:: Task prompt ::
Output an exact reproduction of the data.

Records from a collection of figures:
━━━━

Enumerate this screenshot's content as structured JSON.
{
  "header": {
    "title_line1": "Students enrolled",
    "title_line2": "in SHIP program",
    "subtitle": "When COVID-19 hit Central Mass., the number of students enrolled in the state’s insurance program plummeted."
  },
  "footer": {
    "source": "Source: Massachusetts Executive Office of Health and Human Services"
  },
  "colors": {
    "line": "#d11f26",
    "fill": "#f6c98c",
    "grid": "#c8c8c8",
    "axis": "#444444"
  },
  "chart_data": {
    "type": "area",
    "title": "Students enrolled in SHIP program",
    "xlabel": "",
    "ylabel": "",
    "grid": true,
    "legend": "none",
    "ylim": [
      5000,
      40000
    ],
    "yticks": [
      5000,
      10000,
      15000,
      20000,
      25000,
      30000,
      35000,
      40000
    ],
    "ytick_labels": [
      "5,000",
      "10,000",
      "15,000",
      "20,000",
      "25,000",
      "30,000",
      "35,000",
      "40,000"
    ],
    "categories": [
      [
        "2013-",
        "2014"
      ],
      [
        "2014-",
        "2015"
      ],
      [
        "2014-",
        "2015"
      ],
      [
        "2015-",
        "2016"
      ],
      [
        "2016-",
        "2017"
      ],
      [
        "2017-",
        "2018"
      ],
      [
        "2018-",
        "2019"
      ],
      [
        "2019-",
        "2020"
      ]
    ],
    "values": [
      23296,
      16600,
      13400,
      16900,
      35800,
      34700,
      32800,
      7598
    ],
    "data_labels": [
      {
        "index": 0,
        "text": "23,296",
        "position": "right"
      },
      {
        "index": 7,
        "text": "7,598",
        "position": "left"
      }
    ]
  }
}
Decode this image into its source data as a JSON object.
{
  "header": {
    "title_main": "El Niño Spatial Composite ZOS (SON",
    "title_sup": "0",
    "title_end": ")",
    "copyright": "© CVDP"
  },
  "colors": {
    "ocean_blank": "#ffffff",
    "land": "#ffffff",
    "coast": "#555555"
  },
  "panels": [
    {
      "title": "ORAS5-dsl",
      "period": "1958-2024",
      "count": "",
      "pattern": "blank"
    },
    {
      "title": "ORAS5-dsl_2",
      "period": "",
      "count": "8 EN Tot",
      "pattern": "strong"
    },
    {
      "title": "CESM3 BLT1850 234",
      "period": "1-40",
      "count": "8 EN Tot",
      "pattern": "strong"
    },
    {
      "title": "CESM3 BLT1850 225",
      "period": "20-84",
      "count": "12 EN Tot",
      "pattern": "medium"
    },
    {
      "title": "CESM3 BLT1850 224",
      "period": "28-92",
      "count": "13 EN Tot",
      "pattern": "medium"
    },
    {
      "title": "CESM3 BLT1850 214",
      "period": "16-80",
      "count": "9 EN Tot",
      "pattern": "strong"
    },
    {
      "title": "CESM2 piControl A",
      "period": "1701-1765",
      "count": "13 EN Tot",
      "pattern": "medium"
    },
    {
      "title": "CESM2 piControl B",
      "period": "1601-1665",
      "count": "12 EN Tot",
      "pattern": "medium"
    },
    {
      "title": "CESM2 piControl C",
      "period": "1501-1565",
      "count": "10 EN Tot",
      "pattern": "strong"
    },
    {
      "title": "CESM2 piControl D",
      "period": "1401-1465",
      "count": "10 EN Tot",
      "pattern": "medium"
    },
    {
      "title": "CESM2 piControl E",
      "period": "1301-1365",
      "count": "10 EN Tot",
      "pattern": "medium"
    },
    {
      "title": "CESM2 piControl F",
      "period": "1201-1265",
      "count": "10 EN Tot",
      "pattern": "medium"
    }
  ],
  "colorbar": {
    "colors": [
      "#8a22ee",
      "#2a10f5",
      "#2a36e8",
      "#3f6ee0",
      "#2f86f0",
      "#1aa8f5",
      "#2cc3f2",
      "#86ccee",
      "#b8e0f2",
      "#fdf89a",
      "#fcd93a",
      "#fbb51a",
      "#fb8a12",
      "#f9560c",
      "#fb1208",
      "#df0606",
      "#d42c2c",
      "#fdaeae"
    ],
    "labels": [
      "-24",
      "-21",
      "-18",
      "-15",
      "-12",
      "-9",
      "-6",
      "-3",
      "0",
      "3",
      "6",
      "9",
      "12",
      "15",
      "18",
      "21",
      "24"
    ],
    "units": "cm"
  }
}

━━━━

:: Correct result ::
Enumerate this screenshot's content as structured JSON.
{
  "header": {
    "title_line1": "Students enrolled",
    "title_line2": "in SHIP program",
    "subtitle": "When COVID-19 hit Central Mass., the number of students enrolled in the state’s insurance program plummeted."
  },
  "footer": {
    "source": "Source: Massachusetts Executive Office of Health and Human Services"
  },
  "colors": {
    "line": "#d11f26",
    "fill": "#f6c98c",
    "grid": "#c8c8c8",
    "axis": "#444444"
  },
  "chart_data": {
    "type": "area",
    "title": "Students enrolled in SHIP program",
    "xlabel": "",
    "ylabel": "",
    "grid": true,
    "legend": "none",
    "ylim": [
      5000,
      40000
    ],
    "yticks": [
      5000,
      10000,
      15000,
      20000,
      25000,
      30000,
      35000,
      40000
    ],
    "ytick_labels": [
      "5,000",
      "10,000",
      "15,000",
      "20,000",
      "25,000",
      "30,000",
      "35,000",
      "40,000"
    ],
    "categories": [
      [
        "2013-",
        "2014"
      ],
      [
        "2014-",
        "2015"
      ],
      [
        "2014-",
        "2015"
      ],
      [
        "2015-",
        "2016"
      ],
      [
        "2016-",
        "2017"
      ],
      [
        "2017-",
        "2018"
      ],
      [
        "2018-",
        "2019"
      ],
      [
        "2019-",
        "2020"
      ]
    ],
    "values": [
      23296,
      16600,
      13400,
      16900,
      35800,
      34700,
      32800,
      7598
    ],
    "data_labels": [
      {
        "index": 0,
        "text": "23,296",
        "position": "right"
      },
      {
        "index": 7,
        "text": "7,598",
        "position": "left"
      }
    ]
  }
}
Decode this image into its source data as a JSON object.
{
  "header": {
    "title_main": "El Niño Spatial Composite ZOS (SON",
    "title_sup": "0",
    "title_end": ")",
    "copyright": "© CVDP"
  },
  "colors": {
    "ocean_blank": "#ffffff",
    "land": "#ffffff",
    "coast": "#555555"
  },
  "panels": [
    {
      "title": "ORAS5-dsl",
      "period": "1958-2024",
      "count": "",
      "pattern": "blank"
    },
    {
      "title": "ORAS5-dsl_2",
      "period": "",
      "count": "8 EN Tot",
      "pattern": "strong"
    },
    {
      "title": "CESM3 BLT1850 234",
      "period": "1-40",
      "count": "8 EN Tot",
      "pattern": "strong"
    },
    {
      "title": "CESM3 BLT1850 225",
      "period": "20-84",
      "count": "12 EN Tot",
      "pattern": "medium"
    },
    {
      "title": "CESM3 BLT1850 224",
      "period": "28-92",
      "count": "13 EN Tot",
      "pattern": "medium"
    },
    {
      "title": "CESM3 BLT1850 214",
      "period": "16-80",
      "count": "9 EN Tot",
      "pattern": "strong"
    },
    {
      "title": "CESM2 piControl A",
      "period": "1701-1765",
      "count": "13 EN Tot",
      "pattern": "medium"
    },
    {
      "title": "CESM2 piControl B",
      "period": "1601-1665",
      "count": "12 EN Tot",
      "pattern": "medium"
    },
    {
      "title": "CESM2 piControl C",
      "period": "1501-1565",
      "count": "10 EN Tot",
      "pattern": "strong"
    },
    {
      "title": "CESM2 piControl D",
      "period": "1401-1465",
      "count": "10 EN Tot",
      "pattern": "medium"
    },
    {
      "title": "CESM2 piControl E",
      "period": "1301-1365",
      "count": "10 EN Tot",
      "pattern": "medium"
    },
    {
      "title": "CESM2 piControl F",
      "period": "1201-1265",
      "count": "10 EN Tot",
      "pattern": "medium"
    }
  ],
  "colorbar": {
    "colors": [
      "#8a22ee",
      "#2a10f5",
      "#2a36e8",
      "#3f6ee0",
      "#2f86f0",
      "#1aa8f5",
      "#2cc3f2",
      "#86ccee",
      "#b8e0f2",
      "#fdf89a",
      "#fcd93a",
      "#fbb51a",
      "#fb8a12",
      "#f9560c",
      "#fb1208",
      "#df0606",
      "#d42c2c",
      "#fdaeae"
    ],
    "labels": [
      "-24",
      "-21",
      "-18",
      "-15",
      "-12",
      "-9",
      "-6",
      "-3",
      "0",
      "3",
      "6",
      "9",
      "12",
      "15",
      "18",
      "21",
      "24"
    ],
    "units": "cm"
  }
}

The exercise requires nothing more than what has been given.